Excerpt:
====
It seems interesting, but I've never read a challenge to it and don't know if it's "debunked", if people just flatly refuse to believe it could have happened, or if perhaps it is considered real by fortean scholars.

I think I also remember a Buddhest friend who said that yogis were reportedly able to fly, but I don't know if that is more legend than currently-believed thought.
 
Could it be Daniel Douglas Home? Would fit with the 19thC time period you are thinking of.

Wasn't very well liked by Dickens and I think he was an inspiration for Browning's poem 'Mr Sludge the Medium'. He was well known for his 'levitation' during seances. On one occasion to prove his powers to a friend, he 'floated' out of a window from an upper floor of a building.

Edit- Hopefully this link should work. Got a bit more info on DDH (although I thought he was Scottish, this says he was an "Englishman")
 
I think that was the guy, thanks! Found two other links for him:

http://www.prairieghosts.com/ddhome.html

http://antigravitypower.tripod.com/BioGravity/DDHome.html

from the first site:
In December 1868, his most famous feat took place at the home of Lord Adare. During the evening, Home reportedly went into a trance and floated out the window of the third floor, then floated back in another window - all before the eyes of a number of stunned witnesses. The event occurred in front of three irreproachable members of London’s high society, Lord Adare, his cousin Captain Charles Wynne and the Master of Lindsay.
====
[Element position data]
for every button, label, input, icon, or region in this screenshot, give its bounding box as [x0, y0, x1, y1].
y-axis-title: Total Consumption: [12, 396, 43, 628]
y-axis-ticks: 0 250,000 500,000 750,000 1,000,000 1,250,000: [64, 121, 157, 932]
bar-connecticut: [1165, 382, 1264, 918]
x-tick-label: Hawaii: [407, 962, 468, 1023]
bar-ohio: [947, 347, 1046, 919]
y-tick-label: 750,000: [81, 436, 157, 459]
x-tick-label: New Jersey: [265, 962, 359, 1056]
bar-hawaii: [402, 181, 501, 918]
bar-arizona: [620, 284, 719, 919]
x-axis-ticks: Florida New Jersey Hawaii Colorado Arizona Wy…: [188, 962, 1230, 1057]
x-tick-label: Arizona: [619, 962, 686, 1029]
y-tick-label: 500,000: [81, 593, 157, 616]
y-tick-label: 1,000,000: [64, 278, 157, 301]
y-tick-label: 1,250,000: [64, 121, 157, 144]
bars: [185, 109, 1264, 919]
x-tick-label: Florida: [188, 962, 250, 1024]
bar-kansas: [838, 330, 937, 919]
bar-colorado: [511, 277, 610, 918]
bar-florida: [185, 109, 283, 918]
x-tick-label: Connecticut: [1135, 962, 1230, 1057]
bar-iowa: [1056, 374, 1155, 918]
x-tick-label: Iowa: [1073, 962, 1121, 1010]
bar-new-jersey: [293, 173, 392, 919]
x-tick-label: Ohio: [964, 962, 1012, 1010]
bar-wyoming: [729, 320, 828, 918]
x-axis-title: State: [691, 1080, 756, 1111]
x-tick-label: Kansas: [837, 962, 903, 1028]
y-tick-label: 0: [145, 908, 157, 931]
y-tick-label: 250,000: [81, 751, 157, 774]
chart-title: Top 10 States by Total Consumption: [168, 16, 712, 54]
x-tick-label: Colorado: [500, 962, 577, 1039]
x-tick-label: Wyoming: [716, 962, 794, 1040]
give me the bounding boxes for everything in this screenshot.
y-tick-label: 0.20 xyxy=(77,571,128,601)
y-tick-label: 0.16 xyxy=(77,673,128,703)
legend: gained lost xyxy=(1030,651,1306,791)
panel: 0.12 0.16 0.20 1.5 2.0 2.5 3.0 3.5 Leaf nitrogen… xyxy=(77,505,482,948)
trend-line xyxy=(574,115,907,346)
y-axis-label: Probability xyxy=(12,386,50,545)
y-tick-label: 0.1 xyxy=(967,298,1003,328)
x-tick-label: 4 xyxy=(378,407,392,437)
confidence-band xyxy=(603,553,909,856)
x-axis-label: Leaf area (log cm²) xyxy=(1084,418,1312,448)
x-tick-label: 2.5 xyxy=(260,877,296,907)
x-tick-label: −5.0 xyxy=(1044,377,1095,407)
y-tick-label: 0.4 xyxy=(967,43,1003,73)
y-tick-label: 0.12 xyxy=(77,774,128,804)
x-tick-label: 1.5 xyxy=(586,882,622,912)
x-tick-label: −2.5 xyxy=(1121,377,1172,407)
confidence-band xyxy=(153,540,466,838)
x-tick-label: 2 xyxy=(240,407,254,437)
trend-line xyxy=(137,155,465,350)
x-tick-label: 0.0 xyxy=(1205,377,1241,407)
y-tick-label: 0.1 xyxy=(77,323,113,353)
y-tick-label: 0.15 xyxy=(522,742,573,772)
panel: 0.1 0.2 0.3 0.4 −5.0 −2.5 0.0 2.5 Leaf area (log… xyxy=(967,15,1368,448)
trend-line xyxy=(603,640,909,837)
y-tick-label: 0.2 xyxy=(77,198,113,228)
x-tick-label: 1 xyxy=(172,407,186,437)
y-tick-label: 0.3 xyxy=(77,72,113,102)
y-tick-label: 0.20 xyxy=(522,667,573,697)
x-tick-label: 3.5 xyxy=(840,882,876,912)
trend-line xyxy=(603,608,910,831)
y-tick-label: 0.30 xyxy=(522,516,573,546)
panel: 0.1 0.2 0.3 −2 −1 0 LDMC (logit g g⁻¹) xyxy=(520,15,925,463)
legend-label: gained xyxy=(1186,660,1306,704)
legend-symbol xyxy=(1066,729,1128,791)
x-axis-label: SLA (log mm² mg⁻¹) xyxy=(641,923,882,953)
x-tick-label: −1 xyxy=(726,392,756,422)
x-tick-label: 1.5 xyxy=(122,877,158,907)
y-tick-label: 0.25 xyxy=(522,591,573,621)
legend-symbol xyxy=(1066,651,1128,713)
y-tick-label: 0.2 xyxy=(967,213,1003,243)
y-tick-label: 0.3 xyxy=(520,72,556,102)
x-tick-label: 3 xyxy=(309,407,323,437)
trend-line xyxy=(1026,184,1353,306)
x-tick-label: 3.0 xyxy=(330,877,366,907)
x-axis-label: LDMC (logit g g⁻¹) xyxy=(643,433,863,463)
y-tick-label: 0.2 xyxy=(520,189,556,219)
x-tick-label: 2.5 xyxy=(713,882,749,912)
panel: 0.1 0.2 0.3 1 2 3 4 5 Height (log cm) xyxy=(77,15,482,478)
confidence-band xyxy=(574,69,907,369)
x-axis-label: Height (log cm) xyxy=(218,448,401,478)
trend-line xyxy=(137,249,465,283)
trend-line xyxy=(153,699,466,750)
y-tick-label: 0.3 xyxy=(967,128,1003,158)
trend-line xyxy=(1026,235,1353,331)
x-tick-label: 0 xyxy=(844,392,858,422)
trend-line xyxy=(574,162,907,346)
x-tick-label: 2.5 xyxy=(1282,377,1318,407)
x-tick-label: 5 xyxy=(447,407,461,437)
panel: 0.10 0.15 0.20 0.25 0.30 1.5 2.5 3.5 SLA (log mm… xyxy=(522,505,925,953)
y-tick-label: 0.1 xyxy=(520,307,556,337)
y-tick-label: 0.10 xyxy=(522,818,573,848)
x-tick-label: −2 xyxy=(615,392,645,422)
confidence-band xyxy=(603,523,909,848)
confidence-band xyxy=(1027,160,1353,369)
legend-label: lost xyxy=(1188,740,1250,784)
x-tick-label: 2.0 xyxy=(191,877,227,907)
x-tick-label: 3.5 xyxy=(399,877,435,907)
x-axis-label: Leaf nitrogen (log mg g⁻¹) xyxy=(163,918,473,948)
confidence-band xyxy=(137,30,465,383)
====
Given task A:
Answer these questions about the Daniel Douglas Home discussion:
(i) What nationality does the linked source in the edit note give him?
(ii) In what month and year did his most famous feat take place?
(iii) From which floor did he reportedly float out the window at Lord Adare's home?
Given task B:
Please duplicate everything in the Daniel Douglas Home discussion from "http://antigravitypower.tripod.com/BioGravity/DDHome.html" down to "Master of Lindsay.".

Written response A:
(i) An "Englishman"
(ii) December 1868
(iii) The third floor

Written response B:
http://antigravitypower.tripod.com/BioGravity/DDHome.html

from the first site:
In December 1868, his most famous feat took place at the home of Lord Adare. During the evening, Home reportedly went into a trance and floated out the window of the third floor, then floated back in another window - all before the eyes of a number of stunned witnesses. The event occurred in front of three irreproachable members of London’s high society, Lord Adare, his cousin Captain Charles Wynne and the Master of Lindsay.